*任务简述 A*
从条目的第一行开始逐行原样输出，到包含“tab-bar-empty-area[interactable] bbox=[870, 18, 1037, 39]”的那一行为止（含该行）。

*选段*
▼▼▼

一、前言
今天有一个批量写入多张集群表数据的任务。要求集群每个节点都要写入一定数据。于是我多花了几个小时,写了一个灵活的批量写入代码。以后再有类似任务可以直接拿来用。经测试是没问题的,但是细节可能写的不好。有空再改。
主要解决问题:Clickhouse批量写入多个节点数据。
二、开始
1、首先是Clickhouse的数据源初始化。正常使用是考虑使用BalancedClickhouseDataSource,但是我想代码控制写入数据量的均匀,所以使用的ClickHouseDataSource。
public class ClickhouseDataSource {
private volatile static List<DataSource> sources = null;
public static List<DataSource> getDataSource() {
if (sources == null) {
synchronized (ClickhouseDataSource.class) {
if (sources == null) {
List<DataSource> result = Lists.newArrayList();
List<Map<String, Object>> collect = ConfigUtils.getConfig().getList("store.clickhouse.connect").stream().map(configValue -> (Map<String, Object>) configValue.unwrapped())

▲▲▲

*任务输入*
▼▼▼

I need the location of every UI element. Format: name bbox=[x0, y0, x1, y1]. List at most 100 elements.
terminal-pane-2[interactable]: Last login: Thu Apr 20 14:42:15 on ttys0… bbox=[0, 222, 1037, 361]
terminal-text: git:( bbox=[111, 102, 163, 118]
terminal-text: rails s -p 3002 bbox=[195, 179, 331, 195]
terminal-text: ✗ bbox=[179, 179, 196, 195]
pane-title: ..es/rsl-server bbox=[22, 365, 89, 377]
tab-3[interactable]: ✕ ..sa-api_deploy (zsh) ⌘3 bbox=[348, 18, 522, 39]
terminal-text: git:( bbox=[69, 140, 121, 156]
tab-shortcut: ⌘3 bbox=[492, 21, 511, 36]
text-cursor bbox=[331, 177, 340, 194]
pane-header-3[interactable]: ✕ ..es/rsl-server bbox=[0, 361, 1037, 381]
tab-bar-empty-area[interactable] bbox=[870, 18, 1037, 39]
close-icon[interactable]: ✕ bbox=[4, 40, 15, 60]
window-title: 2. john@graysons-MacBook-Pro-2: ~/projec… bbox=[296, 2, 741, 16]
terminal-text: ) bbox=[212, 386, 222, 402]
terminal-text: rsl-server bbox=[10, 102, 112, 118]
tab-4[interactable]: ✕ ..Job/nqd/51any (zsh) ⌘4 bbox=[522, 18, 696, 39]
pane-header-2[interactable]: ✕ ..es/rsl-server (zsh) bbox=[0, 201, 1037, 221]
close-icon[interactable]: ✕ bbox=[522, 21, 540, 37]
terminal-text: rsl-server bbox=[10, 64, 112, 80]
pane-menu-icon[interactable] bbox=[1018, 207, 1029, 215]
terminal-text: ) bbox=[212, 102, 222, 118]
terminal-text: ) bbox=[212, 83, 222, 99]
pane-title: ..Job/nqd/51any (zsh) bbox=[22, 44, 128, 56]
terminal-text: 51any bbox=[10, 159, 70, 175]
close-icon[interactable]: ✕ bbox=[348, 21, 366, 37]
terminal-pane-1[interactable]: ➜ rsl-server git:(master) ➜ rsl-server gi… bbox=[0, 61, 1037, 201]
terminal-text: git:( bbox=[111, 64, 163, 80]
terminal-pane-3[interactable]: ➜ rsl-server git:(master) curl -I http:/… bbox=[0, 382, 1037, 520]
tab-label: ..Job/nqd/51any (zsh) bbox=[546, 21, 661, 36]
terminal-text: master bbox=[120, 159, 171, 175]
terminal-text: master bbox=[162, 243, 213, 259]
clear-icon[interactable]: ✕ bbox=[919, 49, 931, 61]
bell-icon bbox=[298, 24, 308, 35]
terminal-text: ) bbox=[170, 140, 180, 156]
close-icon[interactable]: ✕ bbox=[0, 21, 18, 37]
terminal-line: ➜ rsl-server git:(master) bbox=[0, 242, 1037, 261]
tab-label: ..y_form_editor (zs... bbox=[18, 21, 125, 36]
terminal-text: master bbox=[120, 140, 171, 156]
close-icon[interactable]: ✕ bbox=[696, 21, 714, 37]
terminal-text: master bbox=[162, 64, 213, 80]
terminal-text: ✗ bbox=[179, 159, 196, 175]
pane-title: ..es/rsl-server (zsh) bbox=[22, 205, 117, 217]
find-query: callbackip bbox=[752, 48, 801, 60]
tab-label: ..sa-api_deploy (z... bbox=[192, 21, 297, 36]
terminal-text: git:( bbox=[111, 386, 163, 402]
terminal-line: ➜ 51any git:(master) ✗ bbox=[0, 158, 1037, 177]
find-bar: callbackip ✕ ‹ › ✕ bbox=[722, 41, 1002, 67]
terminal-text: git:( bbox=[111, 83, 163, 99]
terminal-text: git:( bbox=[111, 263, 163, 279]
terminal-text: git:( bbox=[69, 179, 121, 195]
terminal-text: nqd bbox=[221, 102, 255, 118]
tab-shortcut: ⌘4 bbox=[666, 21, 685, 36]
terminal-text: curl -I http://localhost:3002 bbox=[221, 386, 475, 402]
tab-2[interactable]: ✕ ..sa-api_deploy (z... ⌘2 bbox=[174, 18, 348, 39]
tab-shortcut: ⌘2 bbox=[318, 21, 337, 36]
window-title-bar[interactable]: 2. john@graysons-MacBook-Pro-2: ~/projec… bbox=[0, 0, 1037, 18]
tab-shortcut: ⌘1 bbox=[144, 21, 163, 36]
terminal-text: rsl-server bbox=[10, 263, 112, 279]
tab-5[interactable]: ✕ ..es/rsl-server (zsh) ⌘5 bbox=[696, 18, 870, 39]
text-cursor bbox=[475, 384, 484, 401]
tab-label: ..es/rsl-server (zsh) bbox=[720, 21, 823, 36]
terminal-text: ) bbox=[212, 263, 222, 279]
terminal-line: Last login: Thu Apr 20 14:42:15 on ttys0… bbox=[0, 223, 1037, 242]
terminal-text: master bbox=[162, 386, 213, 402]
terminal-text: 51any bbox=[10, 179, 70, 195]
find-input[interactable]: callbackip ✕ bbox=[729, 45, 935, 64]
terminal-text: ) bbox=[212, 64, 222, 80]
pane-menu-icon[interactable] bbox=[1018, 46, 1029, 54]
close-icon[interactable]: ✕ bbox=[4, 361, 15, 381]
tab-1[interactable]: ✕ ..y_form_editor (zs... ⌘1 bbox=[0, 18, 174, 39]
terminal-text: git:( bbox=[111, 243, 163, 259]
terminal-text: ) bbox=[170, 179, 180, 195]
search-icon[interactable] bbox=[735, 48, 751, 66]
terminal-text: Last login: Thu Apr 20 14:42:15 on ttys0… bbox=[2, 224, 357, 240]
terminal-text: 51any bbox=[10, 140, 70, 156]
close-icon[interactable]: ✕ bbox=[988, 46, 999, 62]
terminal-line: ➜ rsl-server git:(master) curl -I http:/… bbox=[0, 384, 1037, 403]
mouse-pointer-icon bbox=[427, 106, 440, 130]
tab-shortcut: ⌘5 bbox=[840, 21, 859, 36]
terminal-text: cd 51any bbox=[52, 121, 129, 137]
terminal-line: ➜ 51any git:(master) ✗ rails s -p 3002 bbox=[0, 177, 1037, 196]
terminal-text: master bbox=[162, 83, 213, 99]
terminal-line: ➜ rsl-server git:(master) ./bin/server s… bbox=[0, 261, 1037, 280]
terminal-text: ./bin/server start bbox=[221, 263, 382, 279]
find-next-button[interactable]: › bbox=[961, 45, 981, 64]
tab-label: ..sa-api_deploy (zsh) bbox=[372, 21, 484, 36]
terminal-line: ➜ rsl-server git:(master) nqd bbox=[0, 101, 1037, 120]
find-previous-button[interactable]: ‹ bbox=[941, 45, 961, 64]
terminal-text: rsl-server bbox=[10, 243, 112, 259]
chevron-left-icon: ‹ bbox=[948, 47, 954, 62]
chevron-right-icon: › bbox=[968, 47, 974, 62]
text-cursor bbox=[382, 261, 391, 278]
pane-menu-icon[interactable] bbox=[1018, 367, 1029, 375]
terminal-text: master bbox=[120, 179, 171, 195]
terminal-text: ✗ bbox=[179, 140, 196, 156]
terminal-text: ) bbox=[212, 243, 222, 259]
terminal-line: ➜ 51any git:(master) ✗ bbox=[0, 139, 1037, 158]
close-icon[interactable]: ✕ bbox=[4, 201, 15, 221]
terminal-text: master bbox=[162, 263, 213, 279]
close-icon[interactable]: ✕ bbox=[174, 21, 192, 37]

▲▲▲

*任务简述 B*
把选段中从“public class ClickhouseDataSource”开始、到“(Map<String, Object>) configValue.unwrapped())”结束的部分重新写出，并将其中的“sources”全部替换为“dataSources”。

*完整回答 A*
I need the location of every UI element. Format: name bbox=[x0, y0, x1, y1]. List at most 100 elements.
terminal-pane-2[interactable]: Last login: Thu Apr 20 14:42:15 on ttys0… bbox=[0, 222, 1037, 361]
terminal-text: git:( bbox=[111, 102, 163, 118]
terminal-text: rails s -p 3002 bbox=[195, 179, 331, 195]
terminal-text: ✗ bbox=[179, 179, 196, 195]
pane-title: ..es/rsl-server bbox=[22, 365, 89, 377]
tab-3[interactable]: ✕ ..sa-api_deploy (zsh) ⌘3 bbox=[348, 18, 522, 39]
terminal-text: git:( bbox=[69, 140, 121, 156]
tab-shortcut: ⌘3 bbox=[492, 21, 511, 36]
text-cursor bbox=[331, 177, 340, 194]
pane-header-3[interactable]: ✕ ..es/rsl-server bbox=[0, 361, 1037, 381]
tab-bar-empty-area[interactable] bbox=[870, 18, 1037, 39]

*完整回答 B*
public class ClickhouseDataSource {
private volatile static List<DataSource> dataSources = null;
public static List<DataSource> getDataSource() {
if (dataSources == null) {
synchronized (ClickhouseDataSource.class) {
if (dataSources == null) {
List<DataSource> result = Lists.newArrayList();
List<Map<String, Object>> collect = ConfigUtils.getConfig().getList("store.clickhouse.connect").stream().map(configValue -> (Map<String, Object>) configValue.unwrapped())